Copy out all the lines in the records that include the word "back".

>> BEGIN

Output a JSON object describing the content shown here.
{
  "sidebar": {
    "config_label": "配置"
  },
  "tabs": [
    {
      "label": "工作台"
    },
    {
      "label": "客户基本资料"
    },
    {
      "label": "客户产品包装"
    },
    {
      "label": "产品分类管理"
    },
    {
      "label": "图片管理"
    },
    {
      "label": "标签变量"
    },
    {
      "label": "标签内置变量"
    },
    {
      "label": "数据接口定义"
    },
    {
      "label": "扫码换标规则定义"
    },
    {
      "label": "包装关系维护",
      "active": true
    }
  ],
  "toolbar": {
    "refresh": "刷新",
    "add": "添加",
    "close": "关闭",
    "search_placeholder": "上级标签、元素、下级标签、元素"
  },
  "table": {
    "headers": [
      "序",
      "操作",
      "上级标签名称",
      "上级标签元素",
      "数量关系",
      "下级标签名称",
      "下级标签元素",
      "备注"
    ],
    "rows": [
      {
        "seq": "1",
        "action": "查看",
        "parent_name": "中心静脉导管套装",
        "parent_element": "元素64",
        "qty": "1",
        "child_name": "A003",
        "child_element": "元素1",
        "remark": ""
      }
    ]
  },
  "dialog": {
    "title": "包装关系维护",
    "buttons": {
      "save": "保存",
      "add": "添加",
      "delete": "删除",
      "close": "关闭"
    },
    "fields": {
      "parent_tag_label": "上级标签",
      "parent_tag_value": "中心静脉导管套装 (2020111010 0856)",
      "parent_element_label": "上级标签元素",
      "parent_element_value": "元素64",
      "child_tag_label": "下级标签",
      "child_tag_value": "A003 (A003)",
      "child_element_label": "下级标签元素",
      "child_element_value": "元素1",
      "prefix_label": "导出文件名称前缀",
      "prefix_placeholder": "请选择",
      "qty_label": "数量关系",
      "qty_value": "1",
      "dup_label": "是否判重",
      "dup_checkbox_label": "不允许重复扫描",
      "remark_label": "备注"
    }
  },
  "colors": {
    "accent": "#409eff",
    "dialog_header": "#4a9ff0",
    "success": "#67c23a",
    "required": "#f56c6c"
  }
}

>> END
>> BEGIN

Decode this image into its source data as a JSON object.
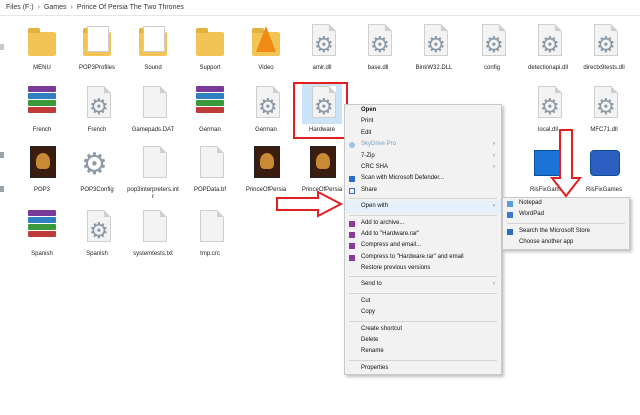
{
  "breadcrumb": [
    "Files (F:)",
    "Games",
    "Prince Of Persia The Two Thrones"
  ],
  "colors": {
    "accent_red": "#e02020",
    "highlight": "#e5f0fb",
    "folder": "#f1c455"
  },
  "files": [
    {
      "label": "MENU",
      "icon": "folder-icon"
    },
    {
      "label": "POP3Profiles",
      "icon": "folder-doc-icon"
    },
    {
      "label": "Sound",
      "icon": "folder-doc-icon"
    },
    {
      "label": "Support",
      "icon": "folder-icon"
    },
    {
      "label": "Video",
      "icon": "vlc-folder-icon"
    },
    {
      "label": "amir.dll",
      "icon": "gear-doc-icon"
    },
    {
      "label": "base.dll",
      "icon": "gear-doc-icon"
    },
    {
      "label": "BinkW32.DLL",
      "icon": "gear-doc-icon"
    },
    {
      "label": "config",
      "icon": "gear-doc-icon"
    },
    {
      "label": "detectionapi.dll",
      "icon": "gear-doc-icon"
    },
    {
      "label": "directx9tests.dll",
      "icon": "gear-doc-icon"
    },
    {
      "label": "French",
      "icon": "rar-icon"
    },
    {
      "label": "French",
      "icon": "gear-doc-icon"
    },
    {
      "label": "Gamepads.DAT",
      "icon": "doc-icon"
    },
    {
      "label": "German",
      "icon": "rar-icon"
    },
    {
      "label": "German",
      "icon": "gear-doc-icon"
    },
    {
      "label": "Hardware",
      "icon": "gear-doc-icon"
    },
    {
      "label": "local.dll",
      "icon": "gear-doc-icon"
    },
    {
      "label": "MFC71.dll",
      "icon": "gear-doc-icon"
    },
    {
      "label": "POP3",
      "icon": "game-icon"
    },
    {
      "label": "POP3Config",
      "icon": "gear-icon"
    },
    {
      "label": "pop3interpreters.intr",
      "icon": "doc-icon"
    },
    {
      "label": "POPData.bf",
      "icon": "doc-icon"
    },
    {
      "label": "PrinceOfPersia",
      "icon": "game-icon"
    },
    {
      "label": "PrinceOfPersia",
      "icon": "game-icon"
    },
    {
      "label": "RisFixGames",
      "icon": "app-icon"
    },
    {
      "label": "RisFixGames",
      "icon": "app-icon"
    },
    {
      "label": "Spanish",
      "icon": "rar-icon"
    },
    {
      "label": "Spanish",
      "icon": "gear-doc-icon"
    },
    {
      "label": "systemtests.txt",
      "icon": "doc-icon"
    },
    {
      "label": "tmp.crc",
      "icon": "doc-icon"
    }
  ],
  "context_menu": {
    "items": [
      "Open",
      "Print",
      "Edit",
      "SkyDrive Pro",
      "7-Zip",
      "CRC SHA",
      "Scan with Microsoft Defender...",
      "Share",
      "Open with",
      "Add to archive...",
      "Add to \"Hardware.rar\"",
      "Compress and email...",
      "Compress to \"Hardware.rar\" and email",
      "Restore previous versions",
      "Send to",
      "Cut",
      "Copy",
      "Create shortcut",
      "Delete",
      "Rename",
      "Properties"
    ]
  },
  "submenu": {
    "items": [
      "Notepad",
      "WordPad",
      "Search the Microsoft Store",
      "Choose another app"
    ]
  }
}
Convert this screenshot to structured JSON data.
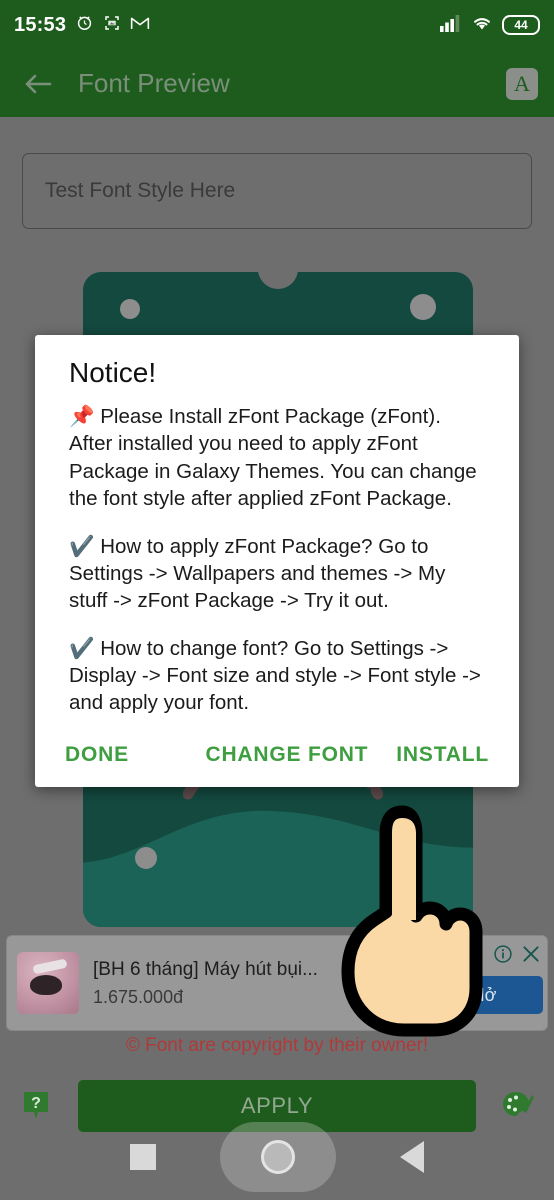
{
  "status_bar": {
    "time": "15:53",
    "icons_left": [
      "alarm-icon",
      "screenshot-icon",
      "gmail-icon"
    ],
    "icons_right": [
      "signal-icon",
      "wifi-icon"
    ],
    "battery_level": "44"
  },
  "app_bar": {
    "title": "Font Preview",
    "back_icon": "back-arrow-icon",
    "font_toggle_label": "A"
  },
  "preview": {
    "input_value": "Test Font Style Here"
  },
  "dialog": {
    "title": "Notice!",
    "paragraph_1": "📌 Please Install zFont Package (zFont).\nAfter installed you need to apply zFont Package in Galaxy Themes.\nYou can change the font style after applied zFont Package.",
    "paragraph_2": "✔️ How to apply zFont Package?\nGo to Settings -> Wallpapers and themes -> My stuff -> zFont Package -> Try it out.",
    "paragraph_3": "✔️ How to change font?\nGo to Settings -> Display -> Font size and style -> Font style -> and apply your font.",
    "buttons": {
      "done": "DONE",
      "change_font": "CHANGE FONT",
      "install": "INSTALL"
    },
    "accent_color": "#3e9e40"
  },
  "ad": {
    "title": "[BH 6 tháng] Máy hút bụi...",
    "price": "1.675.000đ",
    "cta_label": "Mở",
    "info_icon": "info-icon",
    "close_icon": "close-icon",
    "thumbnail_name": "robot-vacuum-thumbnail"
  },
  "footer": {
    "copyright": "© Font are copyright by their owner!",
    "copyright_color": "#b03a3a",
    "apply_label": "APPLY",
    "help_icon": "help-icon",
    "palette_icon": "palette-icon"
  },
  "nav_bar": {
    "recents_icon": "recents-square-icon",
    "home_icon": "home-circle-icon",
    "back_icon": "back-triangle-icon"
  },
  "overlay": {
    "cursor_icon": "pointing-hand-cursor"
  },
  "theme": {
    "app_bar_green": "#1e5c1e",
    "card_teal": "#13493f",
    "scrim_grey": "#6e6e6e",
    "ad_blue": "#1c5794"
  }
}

>> END

Output of the exercise
    "back_icon": "back-arrow-icon",
    "back_icon": "back-triangle-icon"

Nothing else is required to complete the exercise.